*Request*:
All the data should come back exactly as it was given.

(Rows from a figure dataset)
---
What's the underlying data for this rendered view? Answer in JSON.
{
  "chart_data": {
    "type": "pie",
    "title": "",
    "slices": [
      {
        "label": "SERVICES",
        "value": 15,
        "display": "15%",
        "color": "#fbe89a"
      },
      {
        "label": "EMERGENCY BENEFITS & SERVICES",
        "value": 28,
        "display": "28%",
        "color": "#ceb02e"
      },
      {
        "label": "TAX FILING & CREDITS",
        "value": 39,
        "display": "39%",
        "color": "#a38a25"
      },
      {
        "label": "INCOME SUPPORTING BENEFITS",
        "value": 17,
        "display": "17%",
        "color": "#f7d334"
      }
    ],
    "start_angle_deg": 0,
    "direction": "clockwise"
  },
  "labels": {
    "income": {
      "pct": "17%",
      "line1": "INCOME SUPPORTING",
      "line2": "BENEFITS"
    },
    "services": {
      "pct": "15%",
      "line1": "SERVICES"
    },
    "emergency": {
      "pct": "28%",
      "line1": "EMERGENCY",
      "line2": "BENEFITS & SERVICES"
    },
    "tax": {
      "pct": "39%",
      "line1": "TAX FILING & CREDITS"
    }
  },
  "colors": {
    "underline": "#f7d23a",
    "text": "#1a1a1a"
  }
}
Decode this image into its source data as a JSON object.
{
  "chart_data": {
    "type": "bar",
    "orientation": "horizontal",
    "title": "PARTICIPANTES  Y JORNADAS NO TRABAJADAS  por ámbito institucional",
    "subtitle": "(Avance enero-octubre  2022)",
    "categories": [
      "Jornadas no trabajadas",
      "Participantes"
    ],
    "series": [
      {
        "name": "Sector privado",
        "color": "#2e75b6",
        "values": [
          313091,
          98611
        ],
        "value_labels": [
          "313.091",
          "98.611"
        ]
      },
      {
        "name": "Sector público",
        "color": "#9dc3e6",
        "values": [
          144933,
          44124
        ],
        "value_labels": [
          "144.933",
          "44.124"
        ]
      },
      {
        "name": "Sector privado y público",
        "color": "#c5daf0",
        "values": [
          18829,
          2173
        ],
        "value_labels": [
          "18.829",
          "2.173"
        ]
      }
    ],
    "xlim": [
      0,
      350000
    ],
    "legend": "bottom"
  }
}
---
*Solution below*:
What's the underlying data for this rendered view? Answer in JSON.
{
  "chart_data": {
    "type": "pie",
    "title": "",
    "slices": [
      {
        "label": "SERVICES",
        "value": 15,
        "display": "15%",
        "color": "#fbe89a"
      },
      {
        "label": "EMERGENCY BENEFITS & SERVICES",
        "value": 28,
        "display": "28%",
        "color": "#ceb02e"
      },
      {
        "label": "TAX FILING & CREDITS",
        "value": 39,
        "display": "39%",
        "color": "#a38a25"
      },
      {
        "label": "INCOME SUPPORTING BENEFITS",
        "value": 17,
        "display": "17%",
        "color": "#f7d334"
      }
    ],
    "start_angle_deg": 0,
    "direction": "clockwise"
  },
  "labels": {
    "income": {
      "pct": "17%",
      "line1": "INCOME SUPPORTING",
      "line2": "BENEFITS"
    },
    "services": {
      "pct": "15%",
      "line1": "SERVICES"
    },
    "emergency": {
      "pct": "28%",
      "line1": "EMERGENCY",
      "line2": "BENEFITS & SERVICES"
    },
    "tax": {
      "pct": "39%",
      "line1": "TAX FILING & CREDITS"
    }
  },
  "colors": {
    "underline": "#f7d23a",
    "text": "#1a1a1a"
  }
}
Decode this image into its source data as a JSON object.
{
  "chart_data": {
    "type": "bar",
    "orientation": "horizontal",
    "title": "PARTICIPANTES  Y JORNADAS NO TRABAJADAS  por ámbito institucional",
    "subtitle": "(Avance enero-octubre  2022)",
    "categories": [
      "Jornadas no trabajadas",
      "Participantes"
    ],
    "series": [
      {
        "name": "Sector privado",
        "color": "#2e75b6",
        "values": [
          313091,
          98611
        ],
        "value_labels": [
          "313.091",
          "98.611"
        ]
      },
      {
        "name": "Sector público",
        "color": "#9dc3e6",
        "values": [
          144933,
          44124
        ],
        "value_labels": [
          "144.933",
          "44.124"
        ]
      },
      {
        "name": "Sector privado y público",
        "color": "#c5daf0",
        "values": [
          18829,
          2173
        ],
        "value_labels": [
          "18.829",
          "2.173"
        ]
      }
    ],
    "xlim": [
      0,
      350000
    ],
    "legend": "bottom"
  }
}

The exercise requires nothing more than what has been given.